Stated exercise: Copy the lines below verbatim, but only from the line containing "Read this page and output its text content." through the end of the data.

-------- Dataset

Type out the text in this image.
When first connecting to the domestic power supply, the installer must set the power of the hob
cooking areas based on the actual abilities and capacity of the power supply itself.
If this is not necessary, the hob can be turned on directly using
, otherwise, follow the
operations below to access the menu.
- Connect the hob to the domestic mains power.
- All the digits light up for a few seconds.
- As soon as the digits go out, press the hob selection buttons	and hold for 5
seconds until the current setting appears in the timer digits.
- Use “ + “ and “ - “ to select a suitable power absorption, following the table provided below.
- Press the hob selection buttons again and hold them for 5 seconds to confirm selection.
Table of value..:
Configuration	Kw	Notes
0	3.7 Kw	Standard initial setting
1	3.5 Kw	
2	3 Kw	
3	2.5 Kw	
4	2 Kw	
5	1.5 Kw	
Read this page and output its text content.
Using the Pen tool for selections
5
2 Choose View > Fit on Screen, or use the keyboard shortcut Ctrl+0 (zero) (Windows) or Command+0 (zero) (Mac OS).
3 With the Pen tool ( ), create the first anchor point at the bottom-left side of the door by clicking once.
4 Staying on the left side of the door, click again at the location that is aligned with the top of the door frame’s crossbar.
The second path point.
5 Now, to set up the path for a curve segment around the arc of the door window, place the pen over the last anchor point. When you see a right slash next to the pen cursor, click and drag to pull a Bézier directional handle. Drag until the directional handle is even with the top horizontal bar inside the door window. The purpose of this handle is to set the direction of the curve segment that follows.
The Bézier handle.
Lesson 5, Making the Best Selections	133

----------------

Full output:
Read this page and output its text content.
Using the Pen tool for selections
5
2 Choose View > Fit on Screen, or use the keyboard shortcut Ctrl+0 (zero) (Windows) or Command+0 (zero) (Mac OS).
3 With the Pen tool ( ), create the first anchor point at the bottom-left side of the door by clicking once.
4 Staying on the left side of the door, click again at the location that is aligned with the top of the door frame’s crossbar.
The second path point.
5 Now, to set up the path for a curve segment around the arc of the door window, place the pen over the last anchor point. When you see a right slash next to the pen cursor, click and drag to pull a Bézier directional handle. Drag until the directional handle is even with the top horizontal bar inside the door window. The purpose of this handle is to set the direction of the curve segment that follows.
The Bézier handle.
Lesson 5, Making the Best Selections	133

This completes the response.